Brief:
Everything in the data should be repeated exactly, save for the images.

Data to process:
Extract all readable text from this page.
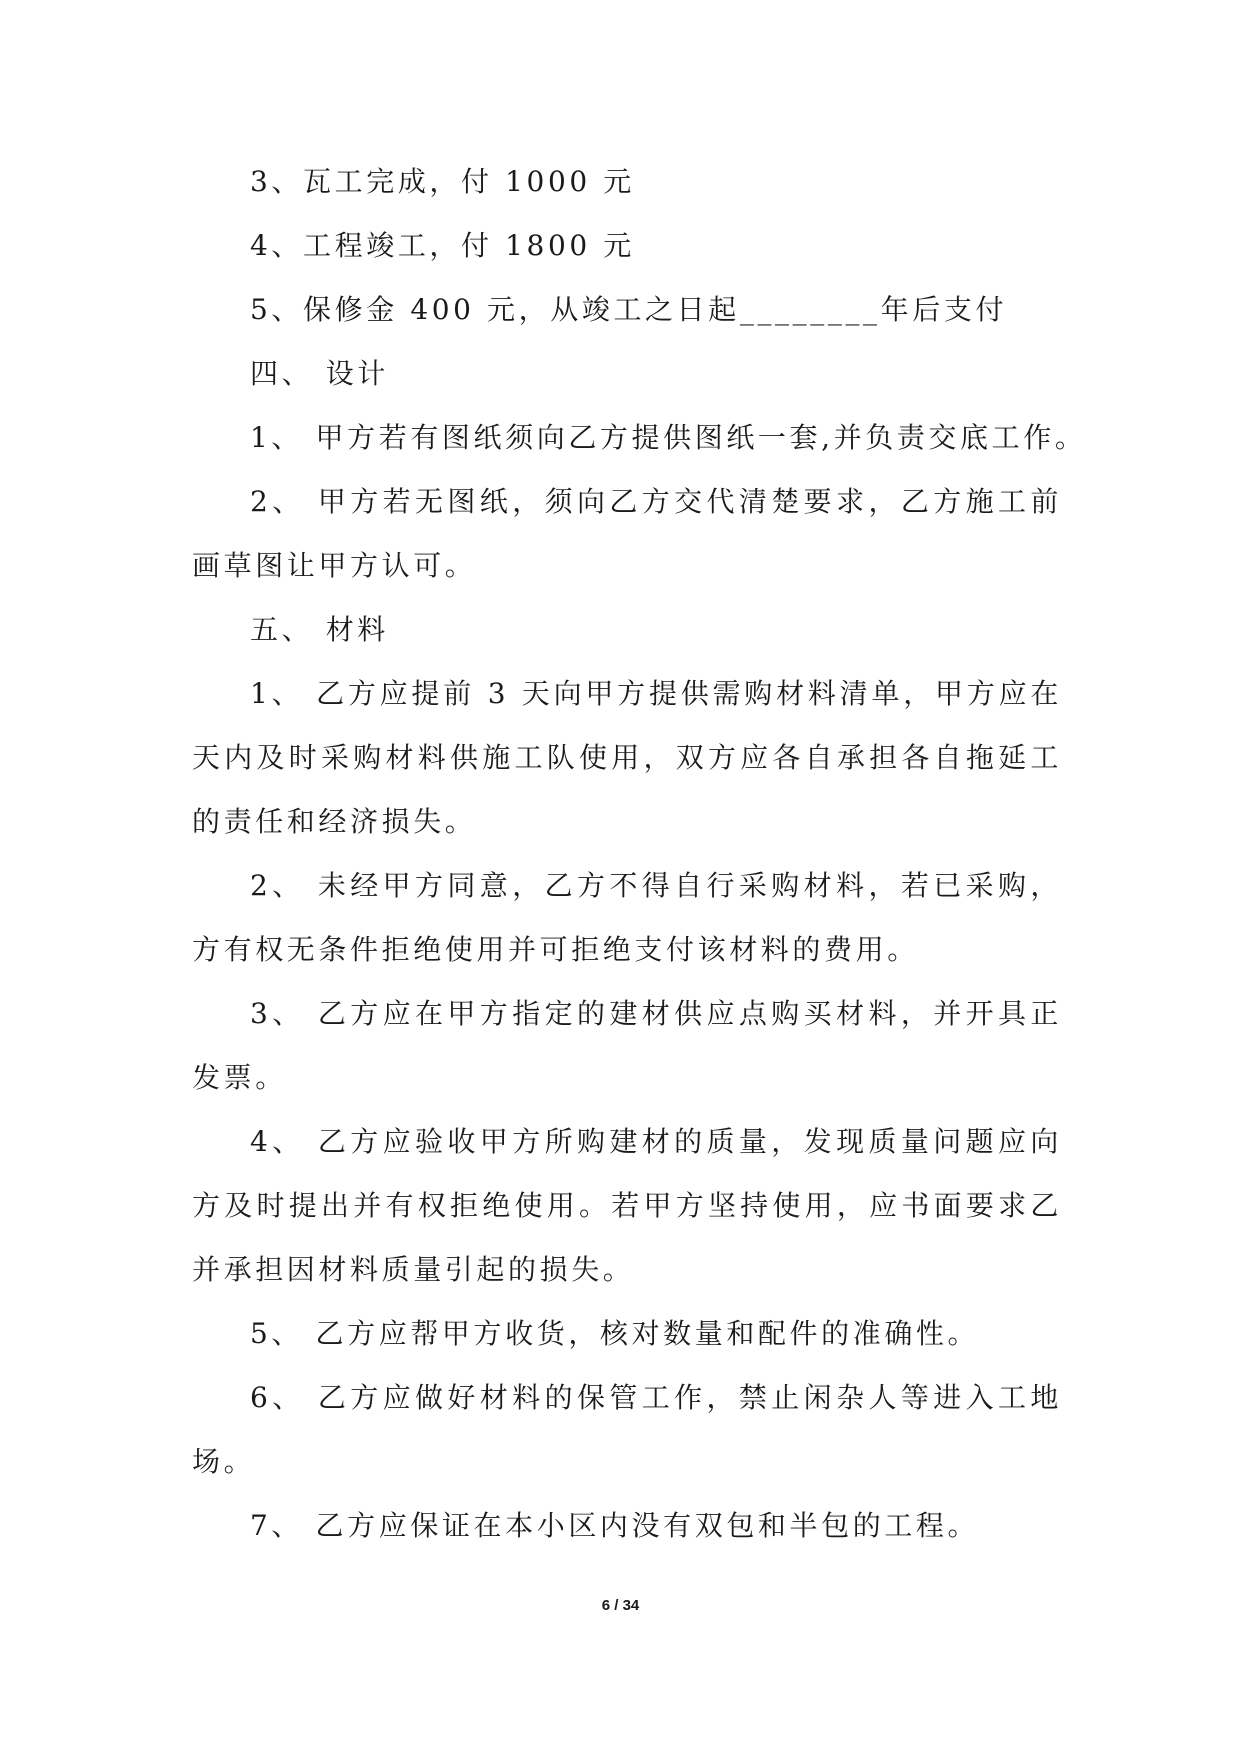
3、瓦工完成，付 1000 元
4、工程竣工，付 1800 元
5、保修金 400 元，从竣工之日起________年后支付
四、 设计
1、 甲方若有图纸须向乙方提供图纸一套,并负责交底工作。
2、 甲方若无图纸，须向乙方交代清楚要求，乙方施工前
画草图让甲方认可。
五、 材料
1、 乙方应提前 3 天向甲方提供需购材料清单，甲方应在
天内及时采购材料供施工队使用，双方应各自承担各自拖延工
的责任和经济损失。
2、 未经甲方同意，乙方不得自行采购材料，若已采购，
方有权无条件拒绝使用并可拒绝支付该材料的费用。
3、 乙方应在甲方指定的建材供应点购买材料，并开具正
发票。
4、 乙方应验收甲方所购建材的质量，发现质量问题应向
方及时提出并有权拒绝使用。若甲方坚持使用，应书面要求乙
并承担因材料质量引起的损失。
5、 乙方应帮甲方收货，核对数量和配件的准确性。
6、 乙方应做好材料的保管工作，禁止闲杂人等进入工地
场。
7、 乙方应保证在本小区内没有双包和半包的工程。
6 / 34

Solution below:
Extract all readable text from this page.
3、瓦工完成，付 1000 元
4、工程竣工，付 1800 元
5、保修金 400 元，从竣工之日起________年后支付
四、 设计
1、 甲方若有图纸须向乙方提供图纸一套,并负责交底工作。
2、 甲方若无图纸，须向乙方交代清楚要求，乙方施工前
画草图让甲方认可。
五、 材料
1、 乙方应提前 3 天向甲方提供需购材料清单，甲方应在
天内及时采购材料供施工队使用，双方应各自承担各自拖延工
的责任和经济损失。
2、 未经甲方同意，乙方不得自行采购材料，若已采购，
方有权无条件拒绝使用并可拒绝支付该材料的费用。
3、 乙方应在甲方指定的建材供应点购买材料，并开具正
发票。
4、 乙方应验收甲方所购建材的质量，发现质量问题应向
方及时提出并有权拒绝使用。若甲方坚持使用，应书面要求乙
并承担因材料质量引起的损失。
5、 乙方应帮甲方收货，核对数量和配件的准确性。
6、 乙方应做好材料的保管工作，禁止闲杂人等进入工地
场。
7、 乙方应保证在本小区内没有双包和半包的工程。
6 / 34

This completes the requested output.